---- TRECHO

Um dia escrevi que tudo é autobiografia, que a vida de cada um de nós a estamos contando em tudo quanto fazemos e dizemos, nos gestos, na maneira como nos sentamos, como andamos e olhamos, como viramos a cabeça ou apanhamos um objeto no chão. Queria eu dizer então que, vivendo rodeados de sinais, nós próprios somos um sistema de sinais. (SARAMAGO, 1997)
O escritor português, na citação acima, chama atenção para o fato de que cada gesto de nossas vidas é uma parte de nossa autobiografia. Brincando com o termo tão avidamente estudado por Philippe Lejeune, cofundador da APA (Association pour l’autobiographie et le patrimoine autobiographique) e autor de L ‘autobiographie en France (1971), o autor não só matiza um aspecto importante da vida cotidiana, mas também da escrita literária e do fazer literário em si.
Partindo do princípio de que cada fazer e cada escrever trazem aspectos autobiográficos e do princípio de que em la literatura lo real no va por un lado y lo ficticio por outro
(ALBERCA, 2013, p. 22), é possível afirmar que cada escritor, no momento de sua produção escrita, levará consigo marcas autobiográficas, seja de sua história, de suas paixões ou de suas influências literárias - aspectos que também formam parte de suas personalidades. Contudo, naturalmente, não se pode afirmar, em se tratando do gênero autobiografia, que toda produção literária lhe pertence, principalmente porque o próprio gênero não é homogêneo e claramente delimitado.

--------
---- REGISTROS EXTRAÍDOS

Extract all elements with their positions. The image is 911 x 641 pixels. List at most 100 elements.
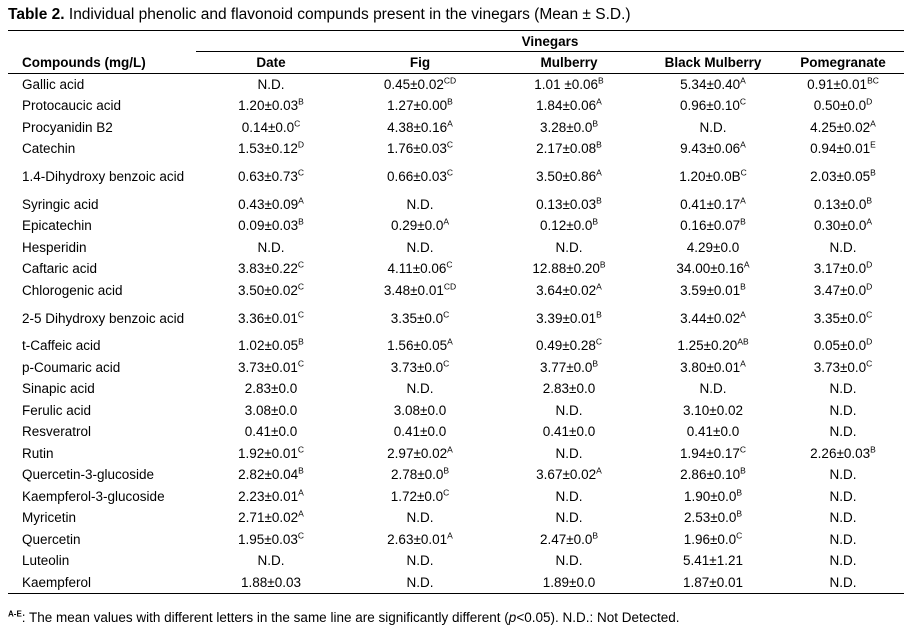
value-text: N.D. bbox=[406, 239, 434, 255]
significance-letter: B bbox=[592, 118, 599, 129]
value-text: 34.00±0.16 bbox=[676, 261, 744, 277]
compound-name-cell: Syringic acid bbox=[22, 196, 99, 212]
value-text: 0.63±0.73 bbox=[237, 169, 298, 184]
compound-name-cell: Kaempferol bbox=[8, 571, 196, 594]
value-cell: 0.29±0.0A bbox=[346, 215, 494, 237]
compound-name-cell: Catechin bbox=[22, 141, 76, 157]
value-text: 3.73±0.0 bbox=[390, 359, 444, 375]
value-text: 2.63±0.01 bbox=[387, 531, 448, 547]
caption-text: Individual phenolic and flavonoid compun… bbox=[64, 6, 631, 23]
compound-name-cell: Kaempferol-3-glucoside bbox=[22, 488, 165, 504]
value-text: 2.97±0.02 bbox=[387, 445, 448, 461]
table-row: Resveratrol 0.41±0.0 0.41±0.0 0.41±0.0 0.41±… bbox=[8, 421, 904, 443]
value-text: 0.14±0.0 bbox=[241, 119, 295, 135]
value-cell: N.D. bbox=[346, 571, 494, 594]
table-row: Ferulic acid 3.08±0.0 3.08±0.0 N.D. 3.10±0.0… bbox=[8, 400, 904, 422]
value-cell: 0.41±0.0 bbox=[644, 421, 782, 443]
value-cell: 1.96±0.0C bbox=[644, 529, 782, 551]
value-cell: 3.17±0.0D bbox=[782, 258, 904, 280]
value-cell: 2.23±0.01A bbox=[196, 486, 346, 508]
value-text: N.D. bbox=[555, 510, 583, 526]
value-text: N.D. bbox=[406, 574, 434, 590]
significance-letter: B bbox=[740, 465, 746, 476]
value-cell: 4.29±0.0 bbox=[644, 237, 782, 259]
value-cell: 3.47±0.0D bbox=[782, 280, 904, 302]
group-header-vinegars: Vinegars bbox=[196, 30, 904, 52]
significance-letter: C bbox=[297, 309, 305, 319]
value-text: 0.43±0.09 bbox=[238, 196, 299, 212]
value-text: 3.39±0.01 bbox=[536, 310, 597, 326]
table-row: 1.4-Dihydroxy benzoic acid 0.63±0.73C 0.66… bbox=[8, 160, 904, 194]
value-cell: N.D. bbox=[494, 486, 644, 508]
table-row: Catechin 1.53±0.12D 1.76±0.03C 2.17±0.08B 9.… bbox=[8, 138, 904, 160]
value-cell: 3.73±0.01C bbox=[196, 357, 346, 379]
significance-letter: C bbox=[446, 259, 453, 270]
value-text: N.D. bbox=[555, 239, 583, 255]
value-text: 5.34±0.40 bbox=[680, 77, 741, 92]
value-cell: N.D. bbox=[494, 400, 644, 422]
value-text: 0.29±0.0 bbox=[390, 218, 444, 234]
value-cell: N.D. bbox=[346, 507, 494, 529]
value-text: N.D. bbox=[829, 488, 857, 504]
significance-letter: A bbox=[596, 281, 602, 292]
value-cell: 1.95±0.03C bbox=[196, 529, 346, 551]
significance-letter: C bbox=[866, 358, 873, 369]
value-cell: 3.64±0.02A bbox=[494, 280, 644, 302]
value-text: 0.16±0.07 bbox=[680, 218, 741, 234]
significance-letter: D bbox=[297, 139, 305, 150]
value-cell: 3.08±0.0 bbox=[196, 400, 346, 422]
value-text: 1.84±0.06 bbox=[536, 98, 597, 114]
significance-letter: A bbox=[298, 508, 304, 519]
footnote-text-before: : The mean values with different letters… bbox=[21, 610, 509, 625]
value-text: 1.27±0.00 bbox=[387, 98, 448, 114]
compound-name-cell: 2-5 Dihydroxy benzoic acid bbox=[22, 310, 185, 326]
value-text: 2.03±0.05 bbox=[810, 169, 871, 184]
value-cell: 1.27±0.00B bbox=[346, 95, 494, 117]
value-cell: 3.50±0.02C bbox=[196, 280, 346, 302]
value-text: 0.12±0.0 bbox=[539, 218, 593, 234]
value-text: N.D. bbox=[829, 402, 857, 418]
value-text: 3.59±0.01 bbox=[680, 282, 741, 298]
value-text: 0.66±0.03 bbox=[386, 169, 447, 184]
value-text: N.D. bbox=[555, 402, 583, 418]
significance-letter: B bbox=[596, 139, 602, 150]
significance-letter: C bbox=[294, 118, 301, 129]
value-text: 4.25±0.02 bbox=[810, 119, 871, 135]
compound-name-cell: Rutin bbox=[22, 445, 54, 461]
value-cell: 2.71±0.02A bbox=[196, 507, 346, 529]
value-text: 3.36±0.01 bbox=[237, 310, 298, 326]
value-cell: 0.13±0.0B bbox=[782, 194, 904, 216]
value-cell: 34.00±0.16A bbox=[644, 258, 782, 280]
value-cell: 3.28±0.0B bbox=[494, 117, 644, 139]
significance-letter: A bbox=[740, 195, 746, 206]
value-text: 2.83±0.0 bbox=[542, 381, 596, 397]
significance-letter: C bbox=[740, 167, 747, 178]
value-text: 9.43±0.06 bbox=[680, 141, 741, 157]
value-text: N.D. bbox=[829, 510, 857, 526]
significance-letter: A bbox=[447, 118, 453, 129]
value-cell: 1.94±0.17C bbox=[644, 443, 782, 465]
value-cell: 1.92±0.01C bbox=[196, 443, 346, 465]
value-cell: 1.87±0.01 bbox=[644, 571, 782, 594]
value-text: 0.13±0.0 bbox=[813, 196, 867, 212]
value-text: 3.17±0.0 bbox=[813, 261, 867, 277]
value-cell: N.D. bbox=[782, 529, 904, 551]
value-text: 0.94±0.01 bbox=[810, 141, 871, 157]
value-cell: 0.96±0.10C bbox=[644, 95, 782, 117]
value-cell: 3.36±0.01C bbox=[196, 301, 346, 335]
value-cell: 1.88±0.03 bbox=[196, 571, 346, 594]
compound-name-cell: Protocaucic acid bbox=[22, 98, 122, 114]
significance-letter: B bbox=[298, 465, 304, 476]
value-cell: 3.10±0.02 bbox=[644, 400, 782, 422]
value-cell: N.D. bbox=[782, 464, 904, 486]
significance-letter: A bbox=[447, 444, 453, 455]
significance-letter: A bbox=[443, 216, 450, 227]
value-text: 1.89±0.0 bbox=[542, 574, 596, 590]
value-text: 0.13±0.03 bbox=[536, 196, 597, 212]
value-text: 3.73±0.01 bbox=[237, 359, 298, 375]
value-cell: N.D. bbox=[782, 507, 904, 529]
value-text: 3.44±0.02 bbox=[680, 310, 741, 326]
value-text: 3.10±0.02 bbox=[683, 402, 743, 418]
significance-letter: A bbox=[596, 96, 602, 107]
compounds-table: Vinegars Compounds (mg/L) Date Fig Mulbe… bbox=[8, 30, 904, 594]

--------

■ EXERCÍCIO PROPOSTO A: Disponha como lista JSON de strings as linhas das listagens de coordenadas de caixas entre a que contém "value-text: N.D. bbox=[406, 239, 434, 255]" e a que contém "value-text: 3.73±0.0 bbox=[390, 359, 444, 375]", inclusive. Use uma string para cada linha e deixe de fora as linhas em branco.
■ EXERCÍCIO PROPOSTO B: Por favor, dê continuidade ao trecho sobre autobiografia e escrita literária a partir do ponto em que ele termina.

■ RESPOSTA FINAL A:
[
  "value-text: N.D. bbox=[406, 239, 434, 255]",
  "significance-letter: B bbox=[592, 118, 599, 129]",
  "value-text: 34.00±0.16 bbox=[676, 261, 744, 277]",
  "compound-name-cell: Syringic acid bbox=[22, 196, 99, 212]",
  "value-text: 0.63±0.73 bbox=[237, 169, 298, 184]",
  "compound-name-cell: Kaempferol bbox=[8, 571, 196, 594]",
  "value-cell: 0.29±0.0A bbox=[346, 215, 494, 237]",
  "compound-name-cell: Catechin bbox=[22, 141, 76, 157]",
  "value-text: 3.73±0.0 bbox=[390, 359, 444, 375]"
]

■ RESPOSTA FINAL B:
A partir da publicação de L’autobiographie en France (1971), Lejeune procurou, pela primeira vez, estabelecer um estudo acadêmico do gênero, seu aspecto normativo e dogmático se explica justamente por sua intenção política em teorizar um gênero até então banido do cânone, uma vez que anteriormente era considerado apenas uma subcategoria do discurso histórico. Através desse estudo, estabeleceu-se um compromisso entre obra e leitor, o qual foi nomeado pacto autobiográfico.
Sua obra, apesar de extremamente bem-organizada e de cunho acadêmico elogiável, não foi tão bem recebida no que diz respeito à normatividade de suas teorizações, o que resultou ser bastante positivo, visto que outros estudiosos e escritores puderam complementar seu estudo através de críticas e novas formulações. A partir disso, cunharam-se novos termos e novos matizes do gênero foram apontados. Um deles foi o conceito de autoficção, usado pela primeira vez pelo escritor e crítico literário francês Serge Doubrovsky (1928-2017), a partir de Fils (1977), que permitiu a quebra parcial desse pacto, possibilitando novos olhares a respeito de obras que, até então, simplesmente seriam descartadas do gênero autobiográfico e analisadas integralmente como romances.
Ao abordar o tema da autoficção, naturalmente, é necessário voltar o olhar para os conceitos autobiográficos referenciados, como dito acima, pelo pesquisador Philippe Lejeune. Como se sabe, as escritas do eu podem assumir diversas formas sem que, necessariamente, sejam enquadradas no gênero autobiografia, principalmente nas narrativas contemporâneas. Porém, mesmo nos escritos do século XIX, é possível encontrar leituras que se aproximam e se afastam, a partir de um ponto comum – escritas de si –, das normas estabelecidas por Lejeune. São romances que contém recortes da experiência vivida, nos quais a biografia e o fictício se intercalam ou se misturam para formar algo novo, sem que haja a relação onomástica tão essencial para o pesquisador francês.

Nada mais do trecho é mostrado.